• EXERCISE INPUTS:
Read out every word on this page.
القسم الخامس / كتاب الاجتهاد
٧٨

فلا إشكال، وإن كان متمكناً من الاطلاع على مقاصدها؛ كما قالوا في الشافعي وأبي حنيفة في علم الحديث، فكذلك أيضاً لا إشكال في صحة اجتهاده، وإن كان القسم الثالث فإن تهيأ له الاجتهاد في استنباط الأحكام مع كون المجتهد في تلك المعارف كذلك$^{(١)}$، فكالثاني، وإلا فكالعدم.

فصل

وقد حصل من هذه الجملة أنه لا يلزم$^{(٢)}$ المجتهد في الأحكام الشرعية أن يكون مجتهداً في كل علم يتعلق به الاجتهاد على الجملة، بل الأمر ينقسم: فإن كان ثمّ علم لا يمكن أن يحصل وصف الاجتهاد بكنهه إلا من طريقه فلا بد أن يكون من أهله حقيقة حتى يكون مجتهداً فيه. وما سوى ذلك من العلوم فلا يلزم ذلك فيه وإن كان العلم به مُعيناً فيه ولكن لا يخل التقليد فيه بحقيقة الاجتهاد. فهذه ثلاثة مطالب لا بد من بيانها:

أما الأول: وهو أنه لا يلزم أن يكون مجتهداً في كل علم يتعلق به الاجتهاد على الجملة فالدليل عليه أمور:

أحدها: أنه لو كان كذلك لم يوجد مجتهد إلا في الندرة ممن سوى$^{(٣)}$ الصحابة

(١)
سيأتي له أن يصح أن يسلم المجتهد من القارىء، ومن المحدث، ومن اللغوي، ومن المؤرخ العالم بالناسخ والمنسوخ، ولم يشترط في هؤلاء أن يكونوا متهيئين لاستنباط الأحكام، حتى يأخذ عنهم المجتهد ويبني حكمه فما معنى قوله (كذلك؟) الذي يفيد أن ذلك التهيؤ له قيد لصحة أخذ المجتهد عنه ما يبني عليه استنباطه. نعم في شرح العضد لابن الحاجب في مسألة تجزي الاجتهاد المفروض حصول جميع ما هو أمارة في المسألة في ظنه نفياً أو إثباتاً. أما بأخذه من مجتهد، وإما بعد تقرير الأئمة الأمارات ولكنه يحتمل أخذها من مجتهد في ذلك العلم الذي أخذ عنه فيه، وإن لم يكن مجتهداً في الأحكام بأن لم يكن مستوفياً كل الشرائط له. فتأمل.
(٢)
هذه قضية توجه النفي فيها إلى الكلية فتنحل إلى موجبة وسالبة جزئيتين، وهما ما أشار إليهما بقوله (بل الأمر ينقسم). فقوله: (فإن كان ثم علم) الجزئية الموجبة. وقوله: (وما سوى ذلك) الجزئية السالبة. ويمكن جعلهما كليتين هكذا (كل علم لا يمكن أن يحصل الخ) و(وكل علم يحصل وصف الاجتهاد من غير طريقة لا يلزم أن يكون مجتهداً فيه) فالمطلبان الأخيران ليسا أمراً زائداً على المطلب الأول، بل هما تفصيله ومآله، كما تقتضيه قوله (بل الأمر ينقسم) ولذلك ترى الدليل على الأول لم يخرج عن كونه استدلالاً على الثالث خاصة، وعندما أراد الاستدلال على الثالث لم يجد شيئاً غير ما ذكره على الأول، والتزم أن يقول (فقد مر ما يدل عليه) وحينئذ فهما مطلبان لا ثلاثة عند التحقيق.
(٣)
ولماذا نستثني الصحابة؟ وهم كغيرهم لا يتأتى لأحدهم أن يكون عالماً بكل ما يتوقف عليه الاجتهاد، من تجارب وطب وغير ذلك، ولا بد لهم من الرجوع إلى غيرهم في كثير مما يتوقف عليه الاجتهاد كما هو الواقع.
==
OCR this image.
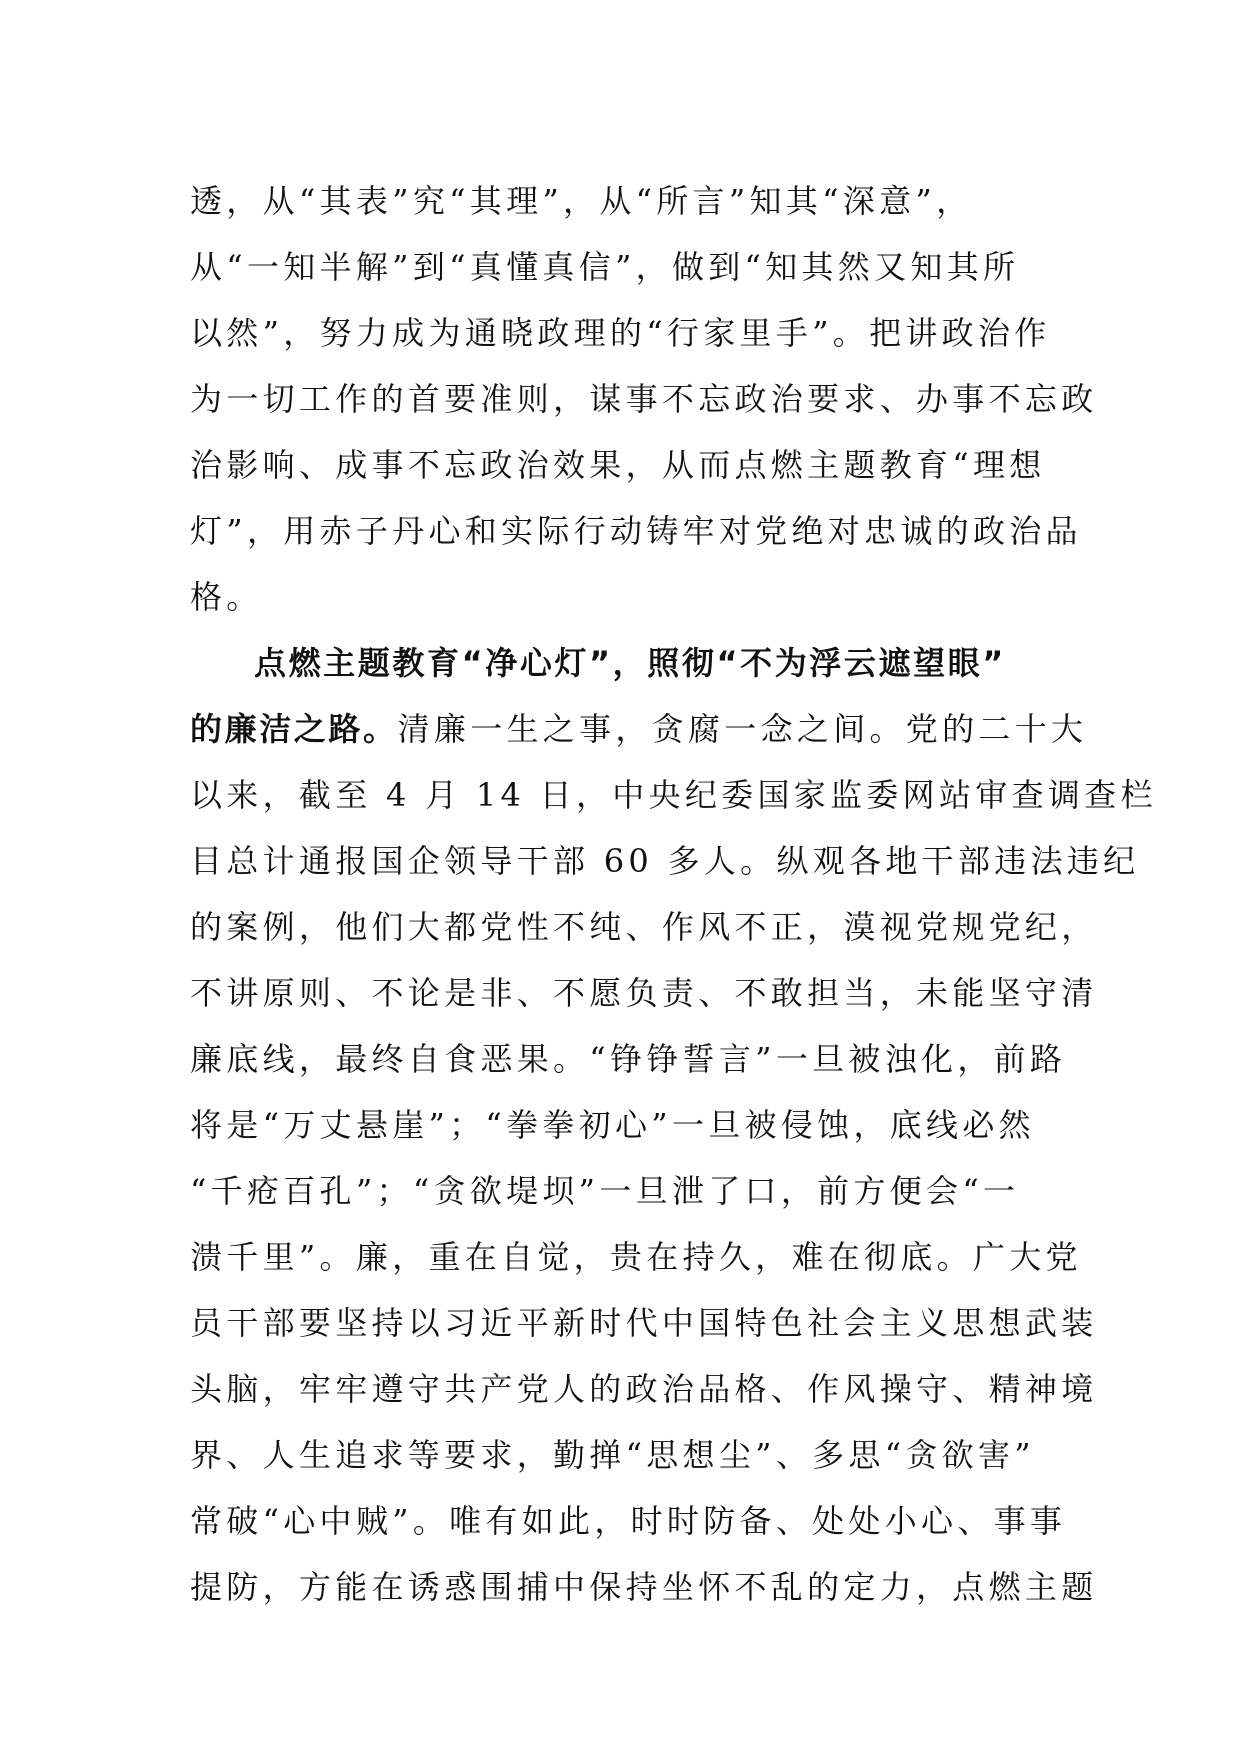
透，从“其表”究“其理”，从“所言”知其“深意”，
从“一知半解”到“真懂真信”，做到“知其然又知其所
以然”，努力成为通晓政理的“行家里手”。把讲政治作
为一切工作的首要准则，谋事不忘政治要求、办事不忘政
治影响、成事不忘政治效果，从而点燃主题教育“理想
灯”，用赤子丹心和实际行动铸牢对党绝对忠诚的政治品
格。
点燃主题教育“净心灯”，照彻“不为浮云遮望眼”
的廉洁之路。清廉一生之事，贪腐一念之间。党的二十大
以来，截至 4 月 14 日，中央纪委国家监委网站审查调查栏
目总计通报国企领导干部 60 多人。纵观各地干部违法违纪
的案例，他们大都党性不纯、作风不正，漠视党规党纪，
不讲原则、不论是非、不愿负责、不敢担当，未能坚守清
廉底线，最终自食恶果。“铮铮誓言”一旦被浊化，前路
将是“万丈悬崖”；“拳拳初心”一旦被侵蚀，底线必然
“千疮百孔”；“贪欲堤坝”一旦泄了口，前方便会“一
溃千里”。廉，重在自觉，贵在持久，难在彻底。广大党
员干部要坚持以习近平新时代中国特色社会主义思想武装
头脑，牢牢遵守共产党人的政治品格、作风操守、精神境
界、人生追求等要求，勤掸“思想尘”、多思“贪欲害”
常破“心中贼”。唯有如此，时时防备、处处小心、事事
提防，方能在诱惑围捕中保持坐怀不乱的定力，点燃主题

• EXERCISE:
Filter out all lines lacking the word "this" and copy the rest.

• THE RESPONSE:
Read out every word on this page.
OCR this image.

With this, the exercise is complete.